▸ TASK MATERIAL:
--

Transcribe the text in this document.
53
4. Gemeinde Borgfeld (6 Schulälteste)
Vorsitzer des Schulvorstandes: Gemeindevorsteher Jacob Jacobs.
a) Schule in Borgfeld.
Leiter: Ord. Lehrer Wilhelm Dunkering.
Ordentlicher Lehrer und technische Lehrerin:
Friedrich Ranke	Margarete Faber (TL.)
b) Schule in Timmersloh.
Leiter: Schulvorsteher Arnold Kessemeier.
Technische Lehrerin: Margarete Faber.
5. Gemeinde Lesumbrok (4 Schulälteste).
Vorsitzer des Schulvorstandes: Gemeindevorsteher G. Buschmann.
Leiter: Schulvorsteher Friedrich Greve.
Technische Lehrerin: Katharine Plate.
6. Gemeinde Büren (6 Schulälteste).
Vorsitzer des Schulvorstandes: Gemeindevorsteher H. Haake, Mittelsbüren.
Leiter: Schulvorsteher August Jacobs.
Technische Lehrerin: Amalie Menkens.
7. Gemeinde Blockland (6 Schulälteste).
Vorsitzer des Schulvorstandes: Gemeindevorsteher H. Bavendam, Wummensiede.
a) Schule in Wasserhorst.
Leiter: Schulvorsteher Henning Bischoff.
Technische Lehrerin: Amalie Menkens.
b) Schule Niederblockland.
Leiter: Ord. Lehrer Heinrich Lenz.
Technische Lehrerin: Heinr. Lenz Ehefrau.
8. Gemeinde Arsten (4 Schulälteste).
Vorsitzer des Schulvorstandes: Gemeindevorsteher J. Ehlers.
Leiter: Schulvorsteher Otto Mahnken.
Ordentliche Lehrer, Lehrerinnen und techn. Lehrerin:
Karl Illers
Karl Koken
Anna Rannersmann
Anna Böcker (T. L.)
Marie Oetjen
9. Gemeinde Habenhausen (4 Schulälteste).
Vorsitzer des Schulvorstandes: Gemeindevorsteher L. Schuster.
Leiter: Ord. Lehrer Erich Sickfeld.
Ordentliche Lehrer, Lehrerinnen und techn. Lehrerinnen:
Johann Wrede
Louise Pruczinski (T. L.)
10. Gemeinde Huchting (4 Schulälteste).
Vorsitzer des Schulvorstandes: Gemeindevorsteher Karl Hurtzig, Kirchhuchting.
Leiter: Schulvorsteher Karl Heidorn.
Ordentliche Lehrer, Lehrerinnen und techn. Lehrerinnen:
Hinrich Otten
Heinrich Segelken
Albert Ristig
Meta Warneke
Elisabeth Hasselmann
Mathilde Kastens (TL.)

--

▸ STATED TASK:
From the listing above, pick out every line containing "Karl".

▸ SOLUTION TO THIS TASK:
Karl Illers
Karl Koken
Vorsitzer des Schulvorstandes: Gemeindevorsteher Karl Hurtzig, Kirchhuchting.
Leiter: Schulvorsteher Karl Heidorn.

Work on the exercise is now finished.